DOCUMENT PASSAGE>

R/cluster.R
In mousetrap: Process and Analyze Mouse-Tracking Data

Documented in mt_cluster

#' Cluster trajectories.
#' 
#' Performs trajectory clustering. It first computes distances between each pair
#' of trajectories and then applies off-the-shelf clustering tools to explain 
#' the resulting dissimilarity matrix using a predefined number of clusters.
#' 
#' \code{mt_cluster} uses off-the-shelf clustering tools, i.e., 
#' \link[fastcluster]{hclust} and \link[stats]{kmeans}, for cluster estimation. 
#' Cluster estimation using \link[fastcluster]{hclust} relies on distances 
#' computed by \link{mt_distmat}.
#' 
#' Mouse trajectories often occur in distinct, qualitative types (see Wulff et
#' al., 2019; Wulff et al., 2022). Common trajectory types are linear
#' trajectories, mildly and strongly curved trajctories, and single and multiple
#' change-of-mind trials (see also \link{mt_map}). \code{mt_cluster} can tease
#' these types apart.
#' 
#' \code{mt_cluster} uses \link[fastcluster]{hclust} or \link[stats]{kmeans} to 
#' explain the distances between every pair of trajectories using a predefined 
#' number of clusters. If method is "hclust", \code{mt_cluster} computes the 
#' dissimiliarity matrix for all trajectory pairs using \link{mt_distmat}. If
#' method is "kmeans", this is done internally by \link[stats]{kmeans}.

OBJECTIVE A> Reproduce the mt_cluster documentation verbatim from "R/cluster.R" up to and including "predefined number of clusters.".
The rows have no connection to the mt_cluster documentation.

SOURCE MATERIAL>
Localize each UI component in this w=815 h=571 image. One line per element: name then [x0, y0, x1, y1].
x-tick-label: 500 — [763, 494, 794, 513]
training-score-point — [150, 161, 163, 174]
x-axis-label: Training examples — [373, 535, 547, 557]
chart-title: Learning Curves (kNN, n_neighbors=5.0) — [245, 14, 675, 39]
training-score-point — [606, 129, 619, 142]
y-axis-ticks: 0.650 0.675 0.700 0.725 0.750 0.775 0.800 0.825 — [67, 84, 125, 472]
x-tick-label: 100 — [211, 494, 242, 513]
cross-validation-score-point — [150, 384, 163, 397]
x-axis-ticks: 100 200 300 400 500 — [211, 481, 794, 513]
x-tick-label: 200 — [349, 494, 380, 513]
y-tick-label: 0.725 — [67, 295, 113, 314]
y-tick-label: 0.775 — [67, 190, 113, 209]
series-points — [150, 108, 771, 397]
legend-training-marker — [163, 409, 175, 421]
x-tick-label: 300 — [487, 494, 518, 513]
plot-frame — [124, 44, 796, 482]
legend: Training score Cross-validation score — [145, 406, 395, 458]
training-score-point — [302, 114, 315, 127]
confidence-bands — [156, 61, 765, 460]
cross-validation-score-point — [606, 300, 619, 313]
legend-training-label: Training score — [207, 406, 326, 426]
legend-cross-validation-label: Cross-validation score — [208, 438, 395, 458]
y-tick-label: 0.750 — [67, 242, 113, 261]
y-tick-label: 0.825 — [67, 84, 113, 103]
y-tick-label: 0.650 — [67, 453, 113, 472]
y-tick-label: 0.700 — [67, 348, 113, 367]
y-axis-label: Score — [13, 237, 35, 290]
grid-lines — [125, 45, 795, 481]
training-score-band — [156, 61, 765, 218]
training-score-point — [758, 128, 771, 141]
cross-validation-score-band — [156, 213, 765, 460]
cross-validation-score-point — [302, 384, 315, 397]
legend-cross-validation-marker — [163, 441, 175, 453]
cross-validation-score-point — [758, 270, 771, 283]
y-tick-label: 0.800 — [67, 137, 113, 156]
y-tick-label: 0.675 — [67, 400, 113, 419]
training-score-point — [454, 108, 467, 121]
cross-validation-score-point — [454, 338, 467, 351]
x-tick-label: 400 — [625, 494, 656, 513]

OBJECTIVE B> Output the rows as a JSON list of strings, one string per line, from the first row up to and including the line with "legend-training-label: Training score". Include only those lines and leave out any blank ones.

FINISHED ANSWER A>
R/cluster.R
In mousetrap: Process and Analyze Mouse-Tracking Data

Documented in mt_cluster

#' Cluster trajectories.
#' 
#' Performs trajectory clustering. It first computes distances between each pair
#' of trajectories and then applies off-the-shelf clustering tools to explain 
#' the resulting dissimilarity matrix using a predefined number of clusters.

FINISHED ANSWER B>
[
  "Localize each UI component in this w=815 h=571 image. One line per element: name then [x0, y0, x1, y1].",
  "x-tick-label: 500 — [763, 494, 794, 513]",
  "training-score-point — [150, 161, 163, 174]",
  "x-axis-label: Training examples — [373, 535, 547, 557]",
  "chart-title: Learning Curves (kNN, n_neighbors=5.0) — [245, 14, 675, 39]",
  "training-score-point — [606, 129, 619, 142]",
  "y-axis-ticks: 0.650 0.675 0.700 0.725 0.750 0.775 0.800 0.825 — [67, 84, 125, 472]",
  "x-tick-label: 100 — [211, 494, 242, 513]",
  "cross-validation-score-point — [150, 384, 163, 397]",
  "x-axis-ticks: 100 200 300 400 500 — [211, 481, 794, 513]",
  "x-tick-label: 200 — [349, 494, 380, 513]",
  "y-tick-label: 0.725 — [67, 295, 113, 314]",
  "y-tick-label: 0.775 — [67, 190, 113, 209]",
  "series-points — [150, 108, 771, 397]",
  "legend-training-marker — [163, 409, 175, 421]",
  "x-tick-label: 300 — [487, 494, 518, 513]",
  "plot-frame — [124, 44, 796, 482]",
  "legend: Training score Cross-validation score — [145, 406, 395, 458]",
  "training-score-point — [302, 114, 315, 127]",
  "confidence-bands — [156, 61, 765, 460]",
  "cross-validation-score-point — [606, 300, 619, 313]",
  "legend-training-label: Training score — [207, 406, 326, 426]"
]